■ Your objective: Copy out the lines that include the word "ชาทหารและล".

---+---

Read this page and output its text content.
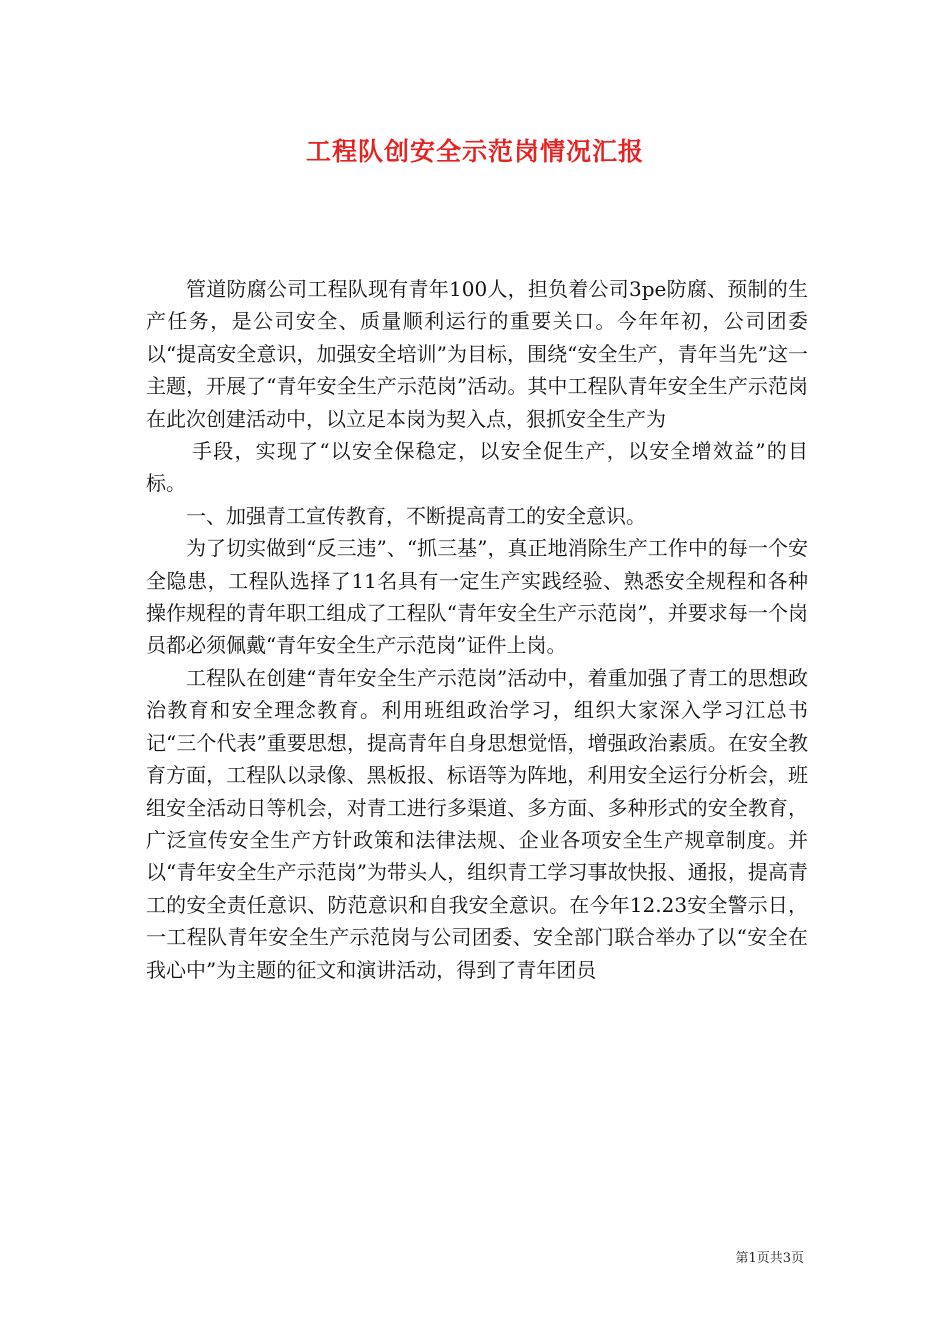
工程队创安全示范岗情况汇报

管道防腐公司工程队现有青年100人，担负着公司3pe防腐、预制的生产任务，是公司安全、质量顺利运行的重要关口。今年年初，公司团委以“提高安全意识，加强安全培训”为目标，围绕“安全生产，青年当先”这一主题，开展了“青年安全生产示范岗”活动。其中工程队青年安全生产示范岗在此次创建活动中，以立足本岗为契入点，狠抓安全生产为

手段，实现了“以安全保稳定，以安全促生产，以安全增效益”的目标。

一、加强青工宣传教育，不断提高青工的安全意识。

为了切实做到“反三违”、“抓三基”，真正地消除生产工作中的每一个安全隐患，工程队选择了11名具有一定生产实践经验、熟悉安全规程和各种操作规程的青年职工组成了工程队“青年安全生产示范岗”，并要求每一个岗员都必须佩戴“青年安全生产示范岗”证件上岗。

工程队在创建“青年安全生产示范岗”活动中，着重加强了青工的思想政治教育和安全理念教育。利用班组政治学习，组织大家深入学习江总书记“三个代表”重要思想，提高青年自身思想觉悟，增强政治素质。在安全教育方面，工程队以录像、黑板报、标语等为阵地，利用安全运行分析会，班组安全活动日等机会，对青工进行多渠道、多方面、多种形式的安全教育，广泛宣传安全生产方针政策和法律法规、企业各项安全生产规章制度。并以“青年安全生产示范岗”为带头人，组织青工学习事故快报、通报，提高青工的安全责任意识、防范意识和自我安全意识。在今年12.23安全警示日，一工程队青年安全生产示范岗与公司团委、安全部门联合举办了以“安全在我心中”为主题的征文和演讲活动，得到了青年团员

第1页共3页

---+---

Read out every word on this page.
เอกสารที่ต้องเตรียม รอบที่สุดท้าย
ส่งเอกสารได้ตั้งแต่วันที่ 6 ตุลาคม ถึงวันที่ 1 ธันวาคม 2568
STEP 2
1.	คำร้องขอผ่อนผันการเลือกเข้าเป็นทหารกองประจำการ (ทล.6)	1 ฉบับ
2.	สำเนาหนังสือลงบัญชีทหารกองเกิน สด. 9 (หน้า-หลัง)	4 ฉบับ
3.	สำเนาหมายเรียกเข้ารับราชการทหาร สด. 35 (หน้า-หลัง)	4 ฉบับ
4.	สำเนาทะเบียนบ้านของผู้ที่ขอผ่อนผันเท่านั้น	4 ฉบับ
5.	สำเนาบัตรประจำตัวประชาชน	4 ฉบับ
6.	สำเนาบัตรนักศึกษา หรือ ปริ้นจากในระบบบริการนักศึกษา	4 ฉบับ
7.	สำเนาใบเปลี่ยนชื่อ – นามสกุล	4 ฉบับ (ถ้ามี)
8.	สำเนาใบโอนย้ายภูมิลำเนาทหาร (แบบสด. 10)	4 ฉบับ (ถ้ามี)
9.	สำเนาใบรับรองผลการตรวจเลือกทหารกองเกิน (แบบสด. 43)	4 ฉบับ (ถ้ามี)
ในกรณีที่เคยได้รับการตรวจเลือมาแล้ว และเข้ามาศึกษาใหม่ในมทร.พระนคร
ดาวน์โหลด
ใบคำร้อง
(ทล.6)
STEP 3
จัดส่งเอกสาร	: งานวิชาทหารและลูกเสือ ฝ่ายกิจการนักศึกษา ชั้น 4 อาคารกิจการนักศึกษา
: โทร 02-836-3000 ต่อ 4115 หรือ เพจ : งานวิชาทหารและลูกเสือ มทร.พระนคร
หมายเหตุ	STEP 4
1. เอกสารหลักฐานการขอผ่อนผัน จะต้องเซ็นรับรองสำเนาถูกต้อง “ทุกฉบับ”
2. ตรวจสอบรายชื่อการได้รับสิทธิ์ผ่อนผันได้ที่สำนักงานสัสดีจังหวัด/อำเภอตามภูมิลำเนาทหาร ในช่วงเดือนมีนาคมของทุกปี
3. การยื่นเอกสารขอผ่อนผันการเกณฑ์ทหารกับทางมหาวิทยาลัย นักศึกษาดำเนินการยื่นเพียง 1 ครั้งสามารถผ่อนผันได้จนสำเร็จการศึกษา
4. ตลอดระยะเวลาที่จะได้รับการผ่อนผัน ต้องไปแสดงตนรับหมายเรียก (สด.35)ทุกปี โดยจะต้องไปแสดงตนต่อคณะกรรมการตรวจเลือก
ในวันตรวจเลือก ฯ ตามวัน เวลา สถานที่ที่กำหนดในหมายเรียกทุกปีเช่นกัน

---+---

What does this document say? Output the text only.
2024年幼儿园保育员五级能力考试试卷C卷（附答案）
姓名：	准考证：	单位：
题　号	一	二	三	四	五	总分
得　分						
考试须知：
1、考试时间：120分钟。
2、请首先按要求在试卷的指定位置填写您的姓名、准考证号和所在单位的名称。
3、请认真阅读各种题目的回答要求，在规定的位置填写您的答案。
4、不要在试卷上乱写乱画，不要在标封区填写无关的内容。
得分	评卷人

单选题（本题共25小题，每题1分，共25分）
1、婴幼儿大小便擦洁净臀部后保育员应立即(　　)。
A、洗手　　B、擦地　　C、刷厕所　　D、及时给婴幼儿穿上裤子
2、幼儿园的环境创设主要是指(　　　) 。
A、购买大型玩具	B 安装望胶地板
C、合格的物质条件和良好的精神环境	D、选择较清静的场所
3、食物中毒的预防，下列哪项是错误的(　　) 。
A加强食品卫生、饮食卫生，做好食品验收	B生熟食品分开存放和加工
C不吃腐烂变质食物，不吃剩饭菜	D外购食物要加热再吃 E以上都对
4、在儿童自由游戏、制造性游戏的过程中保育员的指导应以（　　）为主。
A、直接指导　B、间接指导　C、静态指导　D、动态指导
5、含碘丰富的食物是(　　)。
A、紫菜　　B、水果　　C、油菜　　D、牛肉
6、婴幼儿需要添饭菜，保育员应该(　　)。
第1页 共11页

---+---

■ Answer to the problem:
จัดส่งเอกสาร	: งานวิชาทหารและลูกเสือ ฝ่ายกิจการนักศึกษา ชั้น 4 อาคารกิจการนักศึกษา
: โทร 02-836-3000 ต่อ 4115 หรือ เพจ : งานวิชาทหารและลูกเสือ มทร.พระนคร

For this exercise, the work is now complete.